— Requirements —
Your reply should be one number: the count of lines holding the word "Kidney".

— Task data —
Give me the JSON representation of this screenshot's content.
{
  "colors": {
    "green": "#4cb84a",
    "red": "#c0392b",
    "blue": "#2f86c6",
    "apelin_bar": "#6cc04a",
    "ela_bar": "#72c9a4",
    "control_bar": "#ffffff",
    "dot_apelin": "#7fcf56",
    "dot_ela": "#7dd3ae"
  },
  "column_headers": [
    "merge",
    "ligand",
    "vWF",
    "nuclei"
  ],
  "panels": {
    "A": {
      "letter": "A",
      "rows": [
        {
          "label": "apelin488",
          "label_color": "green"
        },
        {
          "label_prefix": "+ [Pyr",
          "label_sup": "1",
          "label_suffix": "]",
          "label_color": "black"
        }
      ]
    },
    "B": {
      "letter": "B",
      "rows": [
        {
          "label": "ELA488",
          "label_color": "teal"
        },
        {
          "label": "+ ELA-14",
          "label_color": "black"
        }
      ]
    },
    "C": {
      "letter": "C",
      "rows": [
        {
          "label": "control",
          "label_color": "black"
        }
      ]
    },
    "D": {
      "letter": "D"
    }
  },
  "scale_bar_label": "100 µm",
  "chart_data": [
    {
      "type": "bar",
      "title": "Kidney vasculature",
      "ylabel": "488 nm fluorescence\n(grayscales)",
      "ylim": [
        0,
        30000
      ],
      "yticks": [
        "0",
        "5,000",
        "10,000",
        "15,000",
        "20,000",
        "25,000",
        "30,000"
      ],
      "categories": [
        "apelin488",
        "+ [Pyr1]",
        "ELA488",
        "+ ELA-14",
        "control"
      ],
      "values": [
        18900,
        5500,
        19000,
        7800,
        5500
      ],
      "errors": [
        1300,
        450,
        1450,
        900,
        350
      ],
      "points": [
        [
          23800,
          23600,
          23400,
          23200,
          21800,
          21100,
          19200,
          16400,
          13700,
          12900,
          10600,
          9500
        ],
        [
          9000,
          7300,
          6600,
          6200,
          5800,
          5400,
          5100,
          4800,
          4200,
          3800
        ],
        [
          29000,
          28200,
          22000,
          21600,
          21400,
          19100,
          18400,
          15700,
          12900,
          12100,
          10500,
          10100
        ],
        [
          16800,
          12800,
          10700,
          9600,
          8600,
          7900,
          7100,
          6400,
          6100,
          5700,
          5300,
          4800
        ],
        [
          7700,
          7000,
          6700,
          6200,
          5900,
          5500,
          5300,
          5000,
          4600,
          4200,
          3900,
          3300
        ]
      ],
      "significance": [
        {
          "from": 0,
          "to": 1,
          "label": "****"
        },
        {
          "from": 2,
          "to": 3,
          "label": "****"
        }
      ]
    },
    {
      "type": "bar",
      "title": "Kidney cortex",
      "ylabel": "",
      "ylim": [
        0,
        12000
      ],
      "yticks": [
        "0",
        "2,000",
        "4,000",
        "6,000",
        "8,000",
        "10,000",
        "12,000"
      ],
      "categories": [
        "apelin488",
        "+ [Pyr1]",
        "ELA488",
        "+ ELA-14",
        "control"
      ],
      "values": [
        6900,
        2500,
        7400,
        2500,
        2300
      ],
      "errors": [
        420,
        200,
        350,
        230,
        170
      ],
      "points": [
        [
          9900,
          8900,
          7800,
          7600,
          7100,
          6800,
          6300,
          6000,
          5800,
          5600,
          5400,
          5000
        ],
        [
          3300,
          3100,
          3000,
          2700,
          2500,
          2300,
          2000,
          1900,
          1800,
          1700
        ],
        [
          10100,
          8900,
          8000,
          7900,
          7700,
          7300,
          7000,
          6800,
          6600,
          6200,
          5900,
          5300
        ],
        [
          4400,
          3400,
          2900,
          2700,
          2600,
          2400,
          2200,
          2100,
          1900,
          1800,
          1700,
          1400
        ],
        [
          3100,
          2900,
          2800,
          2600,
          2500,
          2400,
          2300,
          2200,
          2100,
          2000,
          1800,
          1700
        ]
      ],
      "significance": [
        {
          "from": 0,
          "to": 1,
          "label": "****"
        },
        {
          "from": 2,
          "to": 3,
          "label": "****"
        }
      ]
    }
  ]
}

— Finished exercise —
2